>> Start DATA SHOWN

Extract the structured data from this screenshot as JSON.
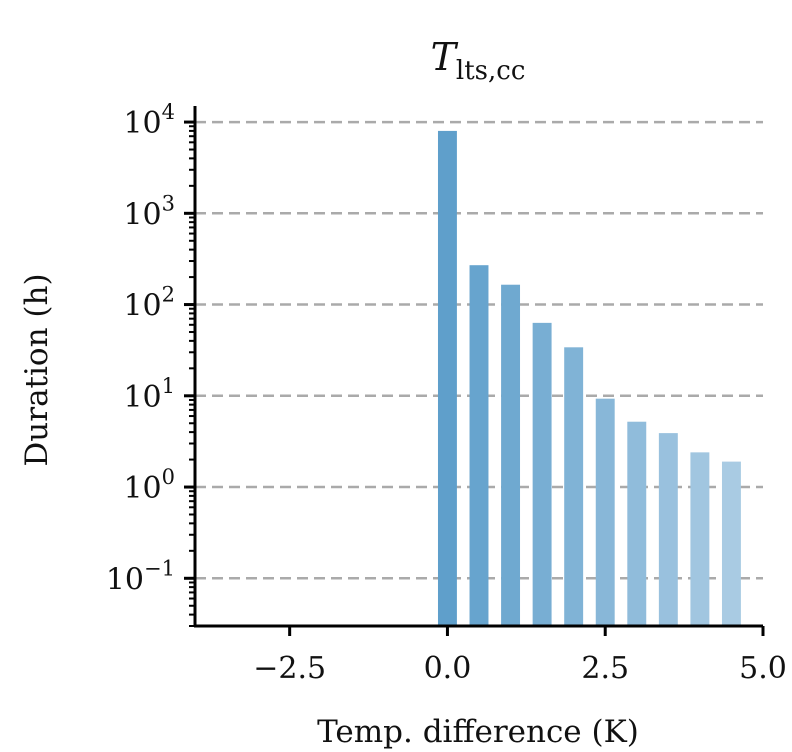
{
  "chart_data": {
    "type": "bar",
    "title": {
      "main": "T",
      "subscript": "lts,cc"
    },
    "xlabel": "Temp. difference (K)",
    "ylabel": "Duration (h)",
    "x": [
      0.0,
      0.5,
      1.0,
      1.5,
      2.0,
      2.5,
      3.0,
      3.5,
      4.0,
      4.5
    ],
    "values": [
      8000,
      270,
      165,
      63,
      34,
      9.3,
      5.2,
      3.9,
      2.4,
      1.9
    ],
    "bar_width": 0.3,
    "xlim": [
      -4.0,
      5.0
    ],
    "ylim": [
      0.03,
      15000
    ],
    "yscale": "log",
    "xticks": [
      -2.5,
      0.0,
      2.5,
      5.0
    ],
    "xtick_labels": [
      "−2.5",
      "0.0",
      "2.5",
      "5.0"
    ],
    "yticks": [
      {
        "value": 10000,
        "base": "10",
        "exp": "4"
      },
      {
        "value": 1000,
        "base": "10",
        "exp": "3"
      },
      {
        "value": 100,
        "base": "10",
        "exp": "2"
      },
      {
        "value": 10,
        "base": "10",
        "exp": "1"
      },
      {
        "value": 1,
        "base": "10",
        "exp": "0"
      },
      {
        "value": 0.1,
        "base": "10",
        "exp": "−1"
      }
    ],
    "grid": {
      "axis": "y",
      "style": "dashed",
      "color": "#aaaaaa"
    },
    "bar_color_start": "#5f9fcb",
    "bar_color_end": "#a9cbe3",
    "axis_color": "#000000"
  }
}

>> End DATA SHOWN

Make an exact copy of the whole listing, but don't bring over any pictures.

Extract the structured data from this screenshot as JSON.
{
  "chart_data": {
    "type": "bar",
    "title": {
      "main": "T",
      "subscript": "lts,cc"
    },
    "xlabel": "Temp. difference (K)",
    "ylabel": "Duration (h)",
    "x": [
      0.0,
      0.5,
      1.0,
      1.5,
      2.0,
      2.5,
      3.0,
      3.5,
      4.0,
      4.5
    ],
    "values": [
      8000,
      270,
      165,
      63,
      34,
      9.3,
      5.2,
      3.9,
      2.4,
      1.9
    ],
    "bar_width": 0.3,
    "xlim": [
      -4.0,
      5.0
    ],
    "ylim": [
      0.03,
      15000
    ],
    "yscale": "log",
    "xticks": [
      -2.5,
      0.0,
      2.5,
      5.0
    ],
    "xtick_labels": [
      "−2.5",
      "0.0",
      "2.5",
      "5.0"
    ],
    "yticks": [
      {
        "value": 10000,
        "base": "10",
        "exp": "4"
      },
      {
        "value": 1000,
        "base": "10",
        "exp": "3"
      },
      {
        "value": 100,
        "base": "10",
        "exp": "2"
      },
      {
        "value": 10,
        "base": "10",
        "exp": "1"
      },
      {
        "value": 1,
        "base": "10",
        "exp": "0"
      },
      {
        "value": 0.1,
        "base": "10",
        "exp": "−1"
      }
    ],
    "grid": {
      "axis": "y",
      "style": "dashed",
      "color": "#aaaaaa"
    },
    "bar_color_start": "#5f9fcb",
    "bar_color_end": "#a9cbe3",
    "axis_color": "#000000"
  }
}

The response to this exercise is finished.